Records follow. Select each line holding "houses".

Structured figure records
----------------
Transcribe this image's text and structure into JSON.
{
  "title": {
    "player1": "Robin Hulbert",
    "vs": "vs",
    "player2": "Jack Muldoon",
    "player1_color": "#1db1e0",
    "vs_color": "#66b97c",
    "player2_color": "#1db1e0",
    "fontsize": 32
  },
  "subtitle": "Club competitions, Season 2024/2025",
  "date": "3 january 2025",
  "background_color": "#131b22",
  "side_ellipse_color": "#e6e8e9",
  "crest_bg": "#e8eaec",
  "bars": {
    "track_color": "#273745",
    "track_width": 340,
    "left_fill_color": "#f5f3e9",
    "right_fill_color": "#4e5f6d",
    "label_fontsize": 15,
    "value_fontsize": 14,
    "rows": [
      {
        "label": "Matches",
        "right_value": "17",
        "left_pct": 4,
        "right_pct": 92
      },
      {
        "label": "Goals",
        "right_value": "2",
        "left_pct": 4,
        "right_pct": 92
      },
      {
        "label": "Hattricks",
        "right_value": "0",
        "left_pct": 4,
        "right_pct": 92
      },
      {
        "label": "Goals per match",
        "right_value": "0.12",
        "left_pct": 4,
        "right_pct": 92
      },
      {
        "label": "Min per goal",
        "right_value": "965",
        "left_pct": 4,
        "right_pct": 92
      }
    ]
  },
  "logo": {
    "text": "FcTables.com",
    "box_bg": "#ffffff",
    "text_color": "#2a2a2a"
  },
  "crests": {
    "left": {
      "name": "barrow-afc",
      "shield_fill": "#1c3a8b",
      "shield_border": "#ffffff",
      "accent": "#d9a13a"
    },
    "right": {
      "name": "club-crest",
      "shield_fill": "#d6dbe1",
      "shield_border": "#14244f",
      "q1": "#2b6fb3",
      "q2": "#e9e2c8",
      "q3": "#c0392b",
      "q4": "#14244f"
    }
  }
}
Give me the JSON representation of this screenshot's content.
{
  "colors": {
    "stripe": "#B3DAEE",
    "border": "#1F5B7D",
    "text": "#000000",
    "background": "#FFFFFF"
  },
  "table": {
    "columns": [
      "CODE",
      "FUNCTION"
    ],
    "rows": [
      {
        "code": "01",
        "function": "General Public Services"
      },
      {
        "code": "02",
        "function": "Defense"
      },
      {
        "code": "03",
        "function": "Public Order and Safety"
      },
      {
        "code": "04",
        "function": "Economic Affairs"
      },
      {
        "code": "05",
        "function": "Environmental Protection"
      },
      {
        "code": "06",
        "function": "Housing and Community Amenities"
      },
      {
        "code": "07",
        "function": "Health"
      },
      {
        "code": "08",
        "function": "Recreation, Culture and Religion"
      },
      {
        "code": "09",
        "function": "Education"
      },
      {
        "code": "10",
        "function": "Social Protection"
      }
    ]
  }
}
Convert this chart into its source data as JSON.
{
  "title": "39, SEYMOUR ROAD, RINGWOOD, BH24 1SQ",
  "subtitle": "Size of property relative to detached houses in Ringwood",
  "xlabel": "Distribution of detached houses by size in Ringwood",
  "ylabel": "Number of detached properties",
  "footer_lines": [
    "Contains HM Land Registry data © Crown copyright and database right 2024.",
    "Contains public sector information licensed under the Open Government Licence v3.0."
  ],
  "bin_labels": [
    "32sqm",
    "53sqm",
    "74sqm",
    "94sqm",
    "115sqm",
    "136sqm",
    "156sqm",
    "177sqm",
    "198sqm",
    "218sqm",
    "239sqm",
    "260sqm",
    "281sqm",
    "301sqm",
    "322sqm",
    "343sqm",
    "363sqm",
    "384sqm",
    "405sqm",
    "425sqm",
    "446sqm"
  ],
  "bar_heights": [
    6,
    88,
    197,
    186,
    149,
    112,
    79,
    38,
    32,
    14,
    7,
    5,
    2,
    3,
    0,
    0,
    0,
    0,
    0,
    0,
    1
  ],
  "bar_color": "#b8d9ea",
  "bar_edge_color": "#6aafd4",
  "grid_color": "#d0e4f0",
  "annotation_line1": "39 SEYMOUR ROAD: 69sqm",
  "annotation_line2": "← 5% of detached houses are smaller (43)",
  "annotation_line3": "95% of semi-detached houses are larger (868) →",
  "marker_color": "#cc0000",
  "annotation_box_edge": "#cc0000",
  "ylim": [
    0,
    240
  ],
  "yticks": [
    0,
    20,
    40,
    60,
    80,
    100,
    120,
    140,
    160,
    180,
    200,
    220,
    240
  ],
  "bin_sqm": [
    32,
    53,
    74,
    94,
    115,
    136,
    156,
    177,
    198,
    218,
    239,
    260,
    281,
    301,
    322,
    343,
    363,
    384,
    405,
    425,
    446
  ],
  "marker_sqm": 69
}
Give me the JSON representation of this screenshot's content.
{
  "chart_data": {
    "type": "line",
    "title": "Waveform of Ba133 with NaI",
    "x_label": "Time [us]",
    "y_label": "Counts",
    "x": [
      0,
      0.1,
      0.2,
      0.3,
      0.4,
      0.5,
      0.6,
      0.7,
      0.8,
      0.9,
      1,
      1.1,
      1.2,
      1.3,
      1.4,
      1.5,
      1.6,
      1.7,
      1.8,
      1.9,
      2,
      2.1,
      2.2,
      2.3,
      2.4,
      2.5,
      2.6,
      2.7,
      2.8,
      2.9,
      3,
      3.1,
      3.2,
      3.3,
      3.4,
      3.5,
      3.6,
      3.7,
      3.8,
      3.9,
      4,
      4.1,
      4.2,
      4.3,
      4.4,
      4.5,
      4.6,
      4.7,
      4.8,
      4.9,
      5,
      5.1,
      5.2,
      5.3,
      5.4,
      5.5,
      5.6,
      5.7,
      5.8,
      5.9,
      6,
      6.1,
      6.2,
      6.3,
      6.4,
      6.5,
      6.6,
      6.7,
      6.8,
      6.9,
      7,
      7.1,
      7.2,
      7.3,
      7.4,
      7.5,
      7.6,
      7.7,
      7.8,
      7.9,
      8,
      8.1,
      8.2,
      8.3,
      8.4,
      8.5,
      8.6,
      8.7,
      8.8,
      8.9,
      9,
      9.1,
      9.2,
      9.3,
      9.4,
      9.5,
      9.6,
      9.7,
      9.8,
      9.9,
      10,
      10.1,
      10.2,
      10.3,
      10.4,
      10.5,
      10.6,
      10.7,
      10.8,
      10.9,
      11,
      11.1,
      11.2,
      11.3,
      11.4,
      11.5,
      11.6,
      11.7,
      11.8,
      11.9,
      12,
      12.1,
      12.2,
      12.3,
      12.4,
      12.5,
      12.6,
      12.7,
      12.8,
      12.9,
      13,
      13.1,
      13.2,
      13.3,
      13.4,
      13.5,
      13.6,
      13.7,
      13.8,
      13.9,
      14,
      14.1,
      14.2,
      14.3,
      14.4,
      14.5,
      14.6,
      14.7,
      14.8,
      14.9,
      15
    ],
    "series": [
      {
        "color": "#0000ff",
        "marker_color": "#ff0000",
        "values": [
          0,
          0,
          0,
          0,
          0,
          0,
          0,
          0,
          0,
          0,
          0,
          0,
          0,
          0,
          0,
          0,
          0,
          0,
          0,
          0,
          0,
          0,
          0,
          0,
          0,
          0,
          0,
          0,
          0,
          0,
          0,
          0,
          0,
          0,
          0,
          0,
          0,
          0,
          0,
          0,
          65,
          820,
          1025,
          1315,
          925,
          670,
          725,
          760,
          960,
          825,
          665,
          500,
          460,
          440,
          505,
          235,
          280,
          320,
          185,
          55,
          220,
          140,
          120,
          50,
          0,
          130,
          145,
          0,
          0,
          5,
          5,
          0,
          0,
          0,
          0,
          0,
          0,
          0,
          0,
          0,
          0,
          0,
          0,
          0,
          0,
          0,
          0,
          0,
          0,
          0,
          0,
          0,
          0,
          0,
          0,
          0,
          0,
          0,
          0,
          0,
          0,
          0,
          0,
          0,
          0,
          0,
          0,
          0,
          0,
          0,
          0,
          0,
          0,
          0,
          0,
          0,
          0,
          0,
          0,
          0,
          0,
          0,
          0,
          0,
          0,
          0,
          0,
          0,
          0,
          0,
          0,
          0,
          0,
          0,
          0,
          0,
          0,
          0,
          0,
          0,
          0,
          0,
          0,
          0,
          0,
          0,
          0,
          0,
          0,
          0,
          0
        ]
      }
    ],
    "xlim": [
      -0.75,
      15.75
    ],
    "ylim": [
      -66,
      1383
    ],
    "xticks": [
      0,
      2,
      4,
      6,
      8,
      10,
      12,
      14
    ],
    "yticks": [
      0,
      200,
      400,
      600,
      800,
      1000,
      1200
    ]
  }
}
----------------
▶ ANSWER TO THE TASK
  "subtitle": "Size of property relative to detached houses in Ringwood",
  "xlabel": "Distribution of detached houses by size in Ringwood",
  "annotation_line2": "← 5% of detached houses are smaller (43)",
  "annotation_line3": "95% of semi-detached houses are larger (868) →",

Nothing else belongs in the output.